JOB: Write out all of the lines below, exactly and completely.

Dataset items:
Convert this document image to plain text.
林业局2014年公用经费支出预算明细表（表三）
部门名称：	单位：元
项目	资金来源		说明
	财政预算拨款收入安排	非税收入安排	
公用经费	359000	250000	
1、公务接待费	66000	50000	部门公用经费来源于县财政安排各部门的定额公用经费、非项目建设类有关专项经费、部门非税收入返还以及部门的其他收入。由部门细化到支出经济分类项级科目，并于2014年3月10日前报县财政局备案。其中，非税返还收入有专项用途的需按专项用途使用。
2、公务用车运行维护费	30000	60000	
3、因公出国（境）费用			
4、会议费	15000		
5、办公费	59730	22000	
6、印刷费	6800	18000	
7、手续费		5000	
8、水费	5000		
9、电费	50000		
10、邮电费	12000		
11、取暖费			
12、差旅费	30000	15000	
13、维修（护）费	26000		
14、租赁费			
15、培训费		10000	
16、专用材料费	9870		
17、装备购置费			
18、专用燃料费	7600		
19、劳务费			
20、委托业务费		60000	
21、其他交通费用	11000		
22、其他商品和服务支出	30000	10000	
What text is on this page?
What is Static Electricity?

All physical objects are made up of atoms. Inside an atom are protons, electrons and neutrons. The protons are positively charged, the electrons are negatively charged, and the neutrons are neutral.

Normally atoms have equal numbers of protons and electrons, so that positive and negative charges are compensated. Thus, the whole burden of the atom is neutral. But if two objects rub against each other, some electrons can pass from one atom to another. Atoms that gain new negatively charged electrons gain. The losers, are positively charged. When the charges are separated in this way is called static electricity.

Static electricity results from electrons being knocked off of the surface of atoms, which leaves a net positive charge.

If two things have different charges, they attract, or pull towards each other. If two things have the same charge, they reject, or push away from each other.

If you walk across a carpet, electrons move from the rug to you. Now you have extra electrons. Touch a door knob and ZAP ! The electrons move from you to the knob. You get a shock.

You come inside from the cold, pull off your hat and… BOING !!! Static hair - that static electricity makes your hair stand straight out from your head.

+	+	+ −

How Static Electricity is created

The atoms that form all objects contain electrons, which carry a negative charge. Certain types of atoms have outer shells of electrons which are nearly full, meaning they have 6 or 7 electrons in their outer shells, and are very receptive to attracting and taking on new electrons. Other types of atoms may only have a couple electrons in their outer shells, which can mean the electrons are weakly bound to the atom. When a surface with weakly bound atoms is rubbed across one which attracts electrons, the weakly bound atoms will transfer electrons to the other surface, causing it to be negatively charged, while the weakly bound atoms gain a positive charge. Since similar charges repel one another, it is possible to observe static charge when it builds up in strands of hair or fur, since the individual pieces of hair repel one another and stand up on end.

RESPONSE FOR THIS EXERCISE:
Convert this document image to plain text.
林业局2014年公用经费支出预算明细表（表三）
部门名称：	单位：元
项目	资金来源		说明
	财政预算拨款收入安排	非税收入安排	
公用经费	359000	250000	
1、公务接待费	66000	50000	部门公用经费来源于县财政安排各部门的定额公用经费、非项目建设类有关专项经费、部门非税收入返还以及部门的其他收入。由部门细化到支出经济分类项级科目，并于2014年3月10日前报县财政局备案。其中，非税返还收入有专项用途的需按专项用途使用。
2、公务用车运行维护费	30000	60000	
3、因公出国（境）费用			
4、会议费	15000		
5、办公费	59730	22000	
6、印刷费	6800	18000	
7、手续费		5000	
8、水费	5000		
9、电费	50000		
10、邮电费	12000		
11、取暖费			
12、差旅费	30000	15000	
13、维修（护）费	26000		
14、租赁费			
15、培训费		10000	
16、专用材料费	9870		
17、装备购置费			
18、专用燃料费	7600		
19、劳务费			
20、委托业务费		60000	
21、其他交通费用	11000		
22、其他商品和服务支出	30000	10000	
What text is on this page?
What is Static Electricity?

All physical objects are made up of atoms. Inside an atom are protons, electrons and neutrons. The protons are positively charged, the electrons are negatively charged, and the neutrons are neutral.

Normally atoms have equal numbers of protons and electrons, so that positive and negative charges are compensated. Thus, the whole burden of the atom is neutral. But if two objects rub against each other, some electrons can pass from one atom to another. Atoms that gain new negatively charged electrons gain. The losers, are positively charged. When the charges are separated in this way is called static electricity.

Static electricity results from electrons being knocked off of the surface of atoms, which leaves a net positive charge.

If two things have different charges, they attract, or pull towards each other. If two things have the same charge, they reject, or push away from each other.

If you walk across a carpet, electrons move from the rug to you. Now you have extra electrons. Touch a door knob and ZAP ! The electrons move from you to the knob. You get a shock.

You come inside from the cold, pull off your hat and… BOING !!! Static hair - that static electricity makes your hair stand straight out from your head.

+	+	+ −

How Static Electricity is created

The atoms that form all objects contain electrons, which carry a negative charge. Certain types of atoms have outer shells of electrons which are nearly full, meaning they have 6 or 7 electrons in their outer shells, and are very receptive to attracting and taking on new electrons. Other types of atoms may only have a couple electrons in their outer shells, which can mean the electrons are weakly bound to the atom. When a surface with weakly bound atoms is rubbed across one which attracts electrons, the weakly bound atoms will transfer electrons to the other surface, causing it to be negatively charged, while the weakly bound atoms gain a positive charge. Since similar charges repel one another, it is possible to observe static charge when it builds up in strands of hair or fur, since the individual pieces of hair repel one another and stand up on end.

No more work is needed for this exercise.